Los artículos de Opinión de Antonio Balsalobre

Puentes rotos

Martes, 31 de diciembre

Veo a un grupo de jóvenes bailar en el puente de Aviñón. Sur le pont d’Avignon, on y danse, on y danse… El puente es el de Saint-Bénezet, construido en el siglo XIII: el único que había entonces. Aunque más que un puente es un medio puente, pues solo llega a la mitad del río. La parte que falta para alcanzar la otra orilla se la llevó tantas veces la corriente durante las crecidas impetuosas del Ródano que, tras varias reconstrucciones, hubo un momento en el siglo XVII en que desistieron de seguir reparándolo. Más tarde se levantaron puentes más modernos, pero este sigue ahí, como un juguete roto. Incompleto e inutilizado, pero bello por su arquitectura y su trágico destino.

Un barco eléctrico nos cruza a la otra orilla. Una cortesía del ayuntamiento. Las vistas desde allí sobre la ciudad son sobrecogedoras. Destaca por su grandiosidad el Palacio de los Papas. ¿A qué son bailaban, por cierto, los pontífices de entonces? Tuvo que venir en el siglo XIV una crisis política, social y religiosa mayor, con constantes luchas de poder entre las familias nobles romanas, para que la sede del papado fuera trasladada a Aviñón, un espacio más neutral, donde los pontífices buscaban liberarse del yugo de los reyes con el fin de ejercer su autoridad e influencia política con más autonomía, así en la tierra como en el cielo.

Son otros tiempos, y también el papa Francisco busca hacer oír su voz en el mundo, no sé si con la misma intención. En todo caso, es de agradecer que haya exhortado a que callen la armas por estas fechas, evocando “la situación humanitaria gravísima” en Gaza. El genocidio, vamos.

Vuelvo a contemplar a esos jóvenes que no paran de danzar, y me pregunto si no habrá demasiados puentes rotos, que los humanos hemos desistido de reconstruir, sobre los que seguimos bailando alegremente.

Gisèle Pelicot

Jueves 2 de enero

En las paredes de las calles de Aviñón quedan todavía restos de carteles llamando a la movilización frente al Palacio de Justicia el pasado 25 de noviembre. Además de conmemorar el Día Internacional de la Mujer, el movimiento feminista Mujeres Solidarias organizó ese día una manifestación y una cadena solidaria en apoyo a Gisèle Pelicot.

El edificio que alberga la Corte judicial es una edificación moderna y funcional con la que uno se topa por poco que se dé un paseo por las afueras de la muralla que rodea la antigua ciudad, a la altura de la Porte Limbert. En su interior se ha juzgado en los últimos meses uno de los casos de violencia sexual más espeluznantes en décadas. Como recordarán, un desaprensivo fue acusado por su exmujer, Gisèle Pelicot, de haber introducido a lo largo de diez años a más de 50 hombres en su casa para violarla, tras drogarla previamente con ansiolíticos.

## INSTRUCCIONES DE TRABAJO
a - Responde con datos del texto de lectura:
(i) ¿En qué siglo se construyó el puente de Saint-Bénezet?
(ii) ¿Qué movimiento organizó la manifestación del 25 de noviembre en apoyo a Gisèle Pelicot?
(iii) ¿A la altura de qué puerta de la muralla se encuentra el edificio de la Corte judicial?
b - Reproduce del texto de lectura todo lo que va desde "Los artículos de" hasta "su trágico destino.", sin cambiar nada.

## DATOS PROPORCIONADOS
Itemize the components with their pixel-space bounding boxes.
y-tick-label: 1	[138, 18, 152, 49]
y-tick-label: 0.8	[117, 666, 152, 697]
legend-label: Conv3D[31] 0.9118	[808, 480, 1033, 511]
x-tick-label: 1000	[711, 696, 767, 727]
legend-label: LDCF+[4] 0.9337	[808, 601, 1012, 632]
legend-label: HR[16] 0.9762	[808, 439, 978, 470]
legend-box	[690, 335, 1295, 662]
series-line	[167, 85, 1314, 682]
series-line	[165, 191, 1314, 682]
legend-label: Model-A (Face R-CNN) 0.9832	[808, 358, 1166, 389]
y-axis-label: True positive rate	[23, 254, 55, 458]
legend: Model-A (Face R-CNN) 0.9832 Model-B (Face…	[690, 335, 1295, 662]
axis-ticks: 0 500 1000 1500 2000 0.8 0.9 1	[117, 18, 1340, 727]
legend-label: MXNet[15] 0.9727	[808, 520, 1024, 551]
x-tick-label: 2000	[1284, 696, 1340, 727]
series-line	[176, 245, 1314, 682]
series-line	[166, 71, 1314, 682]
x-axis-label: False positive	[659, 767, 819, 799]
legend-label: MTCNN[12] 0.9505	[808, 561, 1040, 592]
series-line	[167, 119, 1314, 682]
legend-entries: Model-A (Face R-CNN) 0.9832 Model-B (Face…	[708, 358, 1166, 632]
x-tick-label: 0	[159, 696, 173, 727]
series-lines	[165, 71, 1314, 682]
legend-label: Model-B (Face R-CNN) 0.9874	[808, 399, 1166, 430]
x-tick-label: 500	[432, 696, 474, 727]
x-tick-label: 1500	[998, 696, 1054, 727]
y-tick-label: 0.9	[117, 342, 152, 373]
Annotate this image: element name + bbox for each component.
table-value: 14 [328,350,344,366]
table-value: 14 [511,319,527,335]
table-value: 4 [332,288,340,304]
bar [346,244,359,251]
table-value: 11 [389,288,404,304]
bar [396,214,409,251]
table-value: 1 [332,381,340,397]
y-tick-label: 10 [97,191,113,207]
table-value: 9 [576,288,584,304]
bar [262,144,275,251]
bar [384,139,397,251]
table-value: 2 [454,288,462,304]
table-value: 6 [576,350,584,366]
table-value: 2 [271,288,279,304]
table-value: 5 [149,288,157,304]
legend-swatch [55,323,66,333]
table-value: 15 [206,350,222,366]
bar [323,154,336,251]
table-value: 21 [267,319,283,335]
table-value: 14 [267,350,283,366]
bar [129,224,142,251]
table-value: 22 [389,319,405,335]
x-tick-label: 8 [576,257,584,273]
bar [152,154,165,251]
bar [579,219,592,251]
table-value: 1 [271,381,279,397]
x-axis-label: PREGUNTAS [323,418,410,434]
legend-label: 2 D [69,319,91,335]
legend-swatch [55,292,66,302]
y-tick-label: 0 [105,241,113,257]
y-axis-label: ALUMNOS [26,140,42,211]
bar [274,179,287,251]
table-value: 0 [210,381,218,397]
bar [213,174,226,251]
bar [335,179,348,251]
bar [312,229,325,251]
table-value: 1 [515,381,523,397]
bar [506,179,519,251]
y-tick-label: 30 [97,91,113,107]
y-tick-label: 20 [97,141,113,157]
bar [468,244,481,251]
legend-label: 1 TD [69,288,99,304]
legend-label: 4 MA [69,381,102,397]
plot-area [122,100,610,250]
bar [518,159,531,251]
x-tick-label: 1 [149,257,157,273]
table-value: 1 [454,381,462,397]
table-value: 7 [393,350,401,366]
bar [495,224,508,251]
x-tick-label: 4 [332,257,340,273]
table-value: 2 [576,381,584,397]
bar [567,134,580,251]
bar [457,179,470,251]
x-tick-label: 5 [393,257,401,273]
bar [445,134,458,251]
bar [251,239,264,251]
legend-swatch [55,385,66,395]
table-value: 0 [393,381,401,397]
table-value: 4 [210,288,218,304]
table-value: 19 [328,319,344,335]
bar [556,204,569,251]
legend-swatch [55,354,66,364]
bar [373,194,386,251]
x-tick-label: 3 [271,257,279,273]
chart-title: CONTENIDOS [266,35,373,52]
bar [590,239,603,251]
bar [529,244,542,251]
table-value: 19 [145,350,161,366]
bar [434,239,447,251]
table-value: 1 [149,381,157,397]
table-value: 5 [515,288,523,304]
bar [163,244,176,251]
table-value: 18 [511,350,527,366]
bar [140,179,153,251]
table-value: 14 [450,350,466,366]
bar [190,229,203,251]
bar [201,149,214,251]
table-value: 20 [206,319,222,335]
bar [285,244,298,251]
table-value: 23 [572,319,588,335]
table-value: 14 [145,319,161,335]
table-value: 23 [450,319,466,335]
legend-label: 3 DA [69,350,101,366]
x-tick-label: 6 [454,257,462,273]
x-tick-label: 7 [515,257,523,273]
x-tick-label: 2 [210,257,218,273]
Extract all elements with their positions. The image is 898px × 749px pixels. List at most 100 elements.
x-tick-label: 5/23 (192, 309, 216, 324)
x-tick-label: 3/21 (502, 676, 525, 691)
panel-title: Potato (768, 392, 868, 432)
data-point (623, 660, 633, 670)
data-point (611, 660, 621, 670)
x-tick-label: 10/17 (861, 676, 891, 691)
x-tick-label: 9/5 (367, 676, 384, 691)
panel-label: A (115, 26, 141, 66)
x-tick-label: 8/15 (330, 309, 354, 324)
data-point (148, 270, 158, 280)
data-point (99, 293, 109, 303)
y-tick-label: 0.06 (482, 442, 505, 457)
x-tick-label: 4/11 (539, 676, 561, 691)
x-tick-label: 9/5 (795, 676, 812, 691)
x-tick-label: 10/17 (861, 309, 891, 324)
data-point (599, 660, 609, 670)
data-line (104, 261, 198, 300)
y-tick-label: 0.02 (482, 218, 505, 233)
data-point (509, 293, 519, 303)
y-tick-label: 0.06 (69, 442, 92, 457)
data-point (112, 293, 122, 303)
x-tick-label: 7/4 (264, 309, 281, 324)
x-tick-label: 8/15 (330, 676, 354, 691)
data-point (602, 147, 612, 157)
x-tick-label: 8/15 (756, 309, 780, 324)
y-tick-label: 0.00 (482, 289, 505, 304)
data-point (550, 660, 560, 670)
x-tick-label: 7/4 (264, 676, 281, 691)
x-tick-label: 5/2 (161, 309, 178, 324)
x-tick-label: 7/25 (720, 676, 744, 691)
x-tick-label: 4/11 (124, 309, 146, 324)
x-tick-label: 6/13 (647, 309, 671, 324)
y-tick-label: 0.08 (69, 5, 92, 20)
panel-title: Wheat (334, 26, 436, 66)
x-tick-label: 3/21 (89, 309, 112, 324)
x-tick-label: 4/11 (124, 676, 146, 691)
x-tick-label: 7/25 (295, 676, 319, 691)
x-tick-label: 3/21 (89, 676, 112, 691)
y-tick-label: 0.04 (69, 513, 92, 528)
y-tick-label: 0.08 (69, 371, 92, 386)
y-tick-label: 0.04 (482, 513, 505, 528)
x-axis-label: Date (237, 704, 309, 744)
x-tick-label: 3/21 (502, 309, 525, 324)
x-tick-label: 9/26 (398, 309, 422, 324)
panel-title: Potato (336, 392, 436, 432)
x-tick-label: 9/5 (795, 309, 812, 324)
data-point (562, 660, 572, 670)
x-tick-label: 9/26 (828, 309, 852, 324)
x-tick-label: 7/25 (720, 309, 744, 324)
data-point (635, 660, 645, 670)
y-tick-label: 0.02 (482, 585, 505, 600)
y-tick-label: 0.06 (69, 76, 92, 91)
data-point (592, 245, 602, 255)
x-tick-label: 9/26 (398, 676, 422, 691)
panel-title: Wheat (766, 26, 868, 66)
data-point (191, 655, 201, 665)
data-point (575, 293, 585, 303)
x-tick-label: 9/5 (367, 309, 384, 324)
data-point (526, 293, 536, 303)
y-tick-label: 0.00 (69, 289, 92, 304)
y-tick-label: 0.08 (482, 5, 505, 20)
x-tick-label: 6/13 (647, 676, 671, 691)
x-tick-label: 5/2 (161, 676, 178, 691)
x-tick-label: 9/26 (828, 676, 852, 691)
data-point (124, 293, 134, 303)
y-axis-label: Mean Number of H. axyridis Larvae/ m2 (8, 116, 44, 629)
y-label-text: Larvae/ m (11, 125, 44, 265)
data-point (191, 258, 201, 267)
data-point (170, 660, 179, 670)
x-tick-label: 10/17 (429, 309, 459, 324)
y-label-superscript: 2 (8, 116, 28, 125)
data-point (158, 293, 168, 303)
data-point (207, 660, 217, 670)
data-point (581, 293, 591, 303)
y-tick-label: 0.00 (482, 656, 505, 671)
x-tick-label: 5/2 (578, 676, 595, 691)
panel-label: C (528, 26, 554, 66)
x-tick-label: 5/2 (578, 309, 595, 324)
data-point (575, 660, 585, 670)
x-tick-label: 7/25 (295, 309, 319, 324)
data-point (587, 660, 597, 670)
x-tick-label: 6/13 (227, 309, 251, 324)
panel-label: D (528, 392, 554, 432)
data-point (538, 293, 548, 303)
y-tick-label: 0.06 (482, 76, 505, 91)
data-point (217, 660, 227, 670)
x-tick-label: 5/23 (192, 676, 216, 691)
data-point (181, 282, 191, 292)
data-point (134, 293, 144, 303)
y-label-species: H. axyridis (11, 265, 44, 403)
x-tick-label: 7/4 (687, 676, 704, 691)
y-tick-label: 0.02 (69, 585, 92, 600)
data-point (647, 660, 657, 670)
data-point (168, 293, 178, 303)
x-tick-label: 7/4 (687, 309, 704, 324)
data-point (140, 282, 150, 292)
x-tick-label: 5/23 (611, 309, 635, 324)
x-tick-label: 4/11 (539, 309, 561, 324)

## RESULTADOS EN ORDEN
a -
(i) En el siglo XIII.
(ii) El movimiento feminista Mujeres Solidarias.
(iii) A la altura de la Porte Limbert.

b -
Los artículos de Opinión de Antonio Balsalobre

Puentes rotos

Martes, 31 de diciembre

Veo a un grupo de jóvenes bailar en el puente de Aviñón. Sur le pont d’Avignon, on y danse, on y danse… El puente es el de Saint-Bénezet, construido en el siglo XIII: el único que había entonces. Aunque más que un puente es un medio puente, pues solo llega a la mitad del río. La parte que falta para alcanzar la otra orilla se la llevó tantas veces la corriente durante las crecidas impetuosas del Ródano que, tras varias reconstrucciones, hubo un momento en el siglo XVII en que desistieron de seguir reparándolo. Más tarde se levantaron puentes más modernos, pero este sigue ahí, como un juguete roto. Incompleto e inutilizado, pero bello por su arquitectura y su trágico destino.